[Dataset]
◆ ◆ ◆ ◆ ◆

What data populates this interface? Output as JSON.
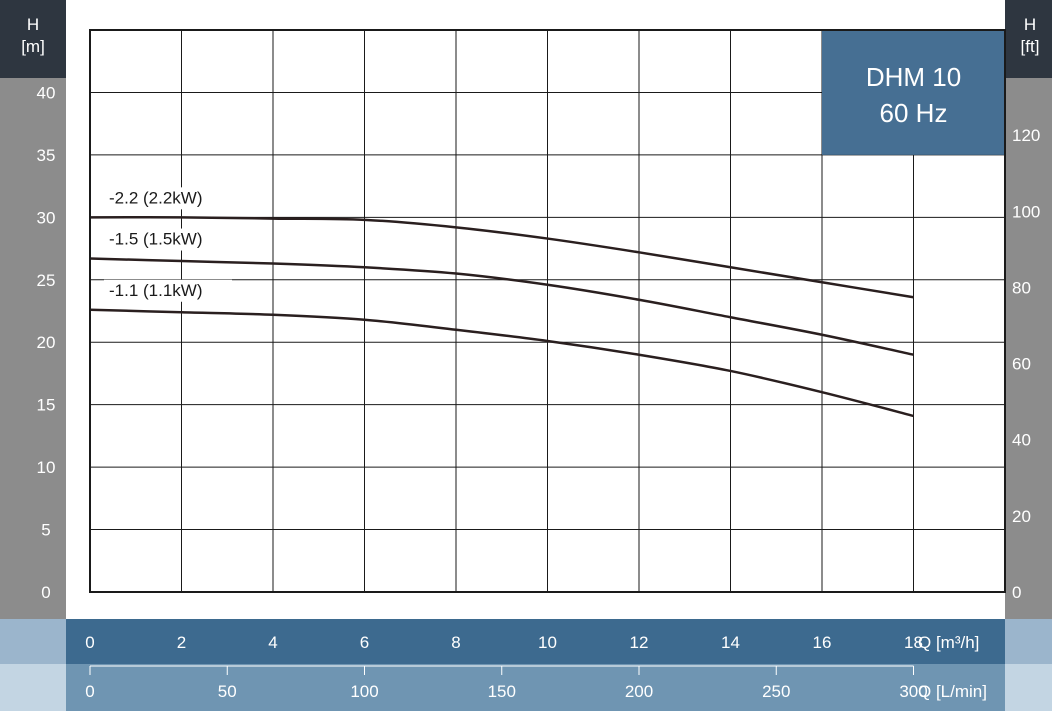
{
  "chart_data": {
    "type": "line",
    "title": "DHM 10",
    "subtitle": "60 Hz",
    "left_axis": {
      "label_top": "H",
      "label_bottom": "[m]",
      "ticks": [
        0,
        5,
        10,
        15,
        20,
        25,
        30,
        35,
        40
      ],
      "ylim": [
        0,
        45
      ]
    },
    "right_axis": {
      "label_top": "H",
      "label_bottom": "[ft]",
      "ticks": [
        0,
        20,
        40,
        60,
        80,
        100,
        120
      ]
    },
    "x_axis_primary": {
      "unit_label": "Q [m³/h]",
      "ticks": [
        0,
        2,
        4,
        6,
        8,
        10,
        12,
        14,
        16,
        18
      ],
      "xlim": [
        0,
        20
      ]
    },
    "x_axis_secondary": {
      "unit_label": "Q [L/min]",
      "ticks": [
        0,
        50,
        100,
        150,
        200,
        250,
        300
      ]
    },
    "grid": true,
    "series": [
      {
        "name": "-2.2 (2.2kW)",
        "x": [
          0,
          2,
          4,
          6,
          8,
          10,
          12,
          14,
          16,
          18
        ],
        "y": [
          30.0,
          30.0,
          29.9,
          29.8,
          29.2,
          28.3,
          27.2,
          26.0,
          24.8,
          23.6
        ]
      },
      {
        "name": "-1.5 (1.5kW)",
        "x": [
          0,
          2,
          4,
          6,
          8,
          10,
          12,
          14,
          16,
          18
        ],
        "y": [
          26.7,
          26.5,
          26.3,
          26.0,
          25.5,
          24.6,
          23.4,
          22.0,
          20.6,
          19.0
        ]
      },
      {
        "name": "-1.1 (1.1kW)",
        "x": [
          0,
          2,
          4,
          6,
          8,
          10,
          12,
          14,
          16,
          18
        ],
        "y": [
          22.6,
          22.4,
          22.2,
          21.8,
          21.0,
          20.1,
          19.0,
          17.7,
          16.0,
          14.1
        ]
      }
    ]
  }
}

◆ ◆ ◆ ◆ ◆

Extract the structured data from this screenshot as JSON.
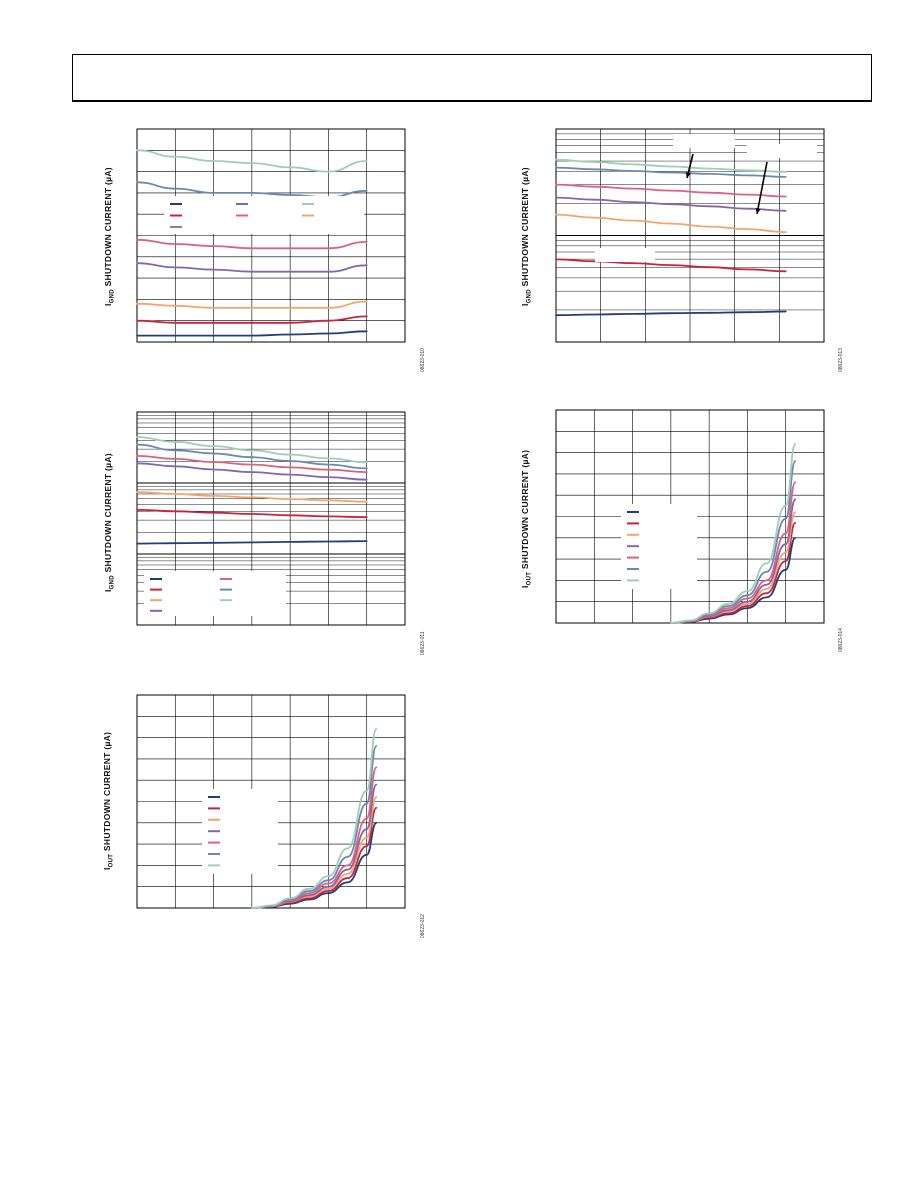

◆ ◆ ◆ ◆ ◆

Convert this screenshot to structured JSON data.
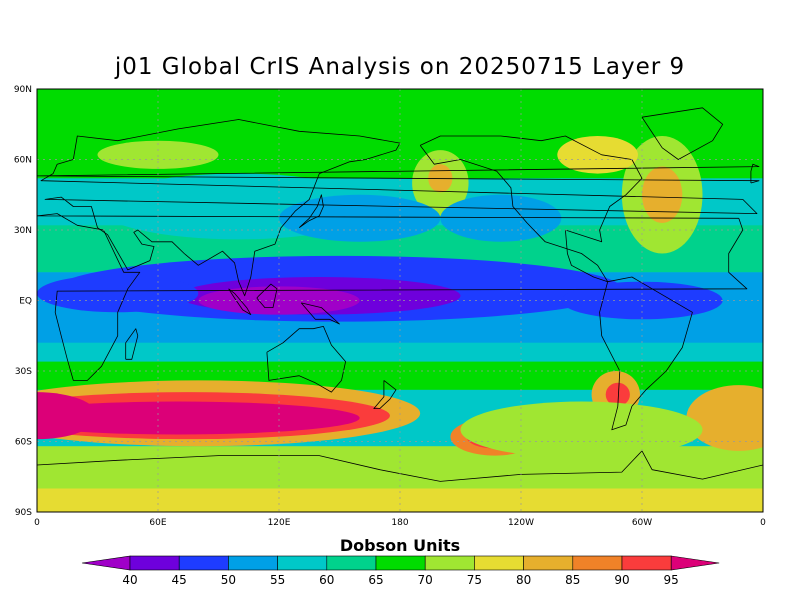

◆ ◆ ◆ ◆ ◆

[What to work on]
Check each line of the records for "screenshot" and copy the ones that contain it.

[Result below]
Extract the structured data from this screenshot as JSON.
Convert this screenshot to structured JSON data.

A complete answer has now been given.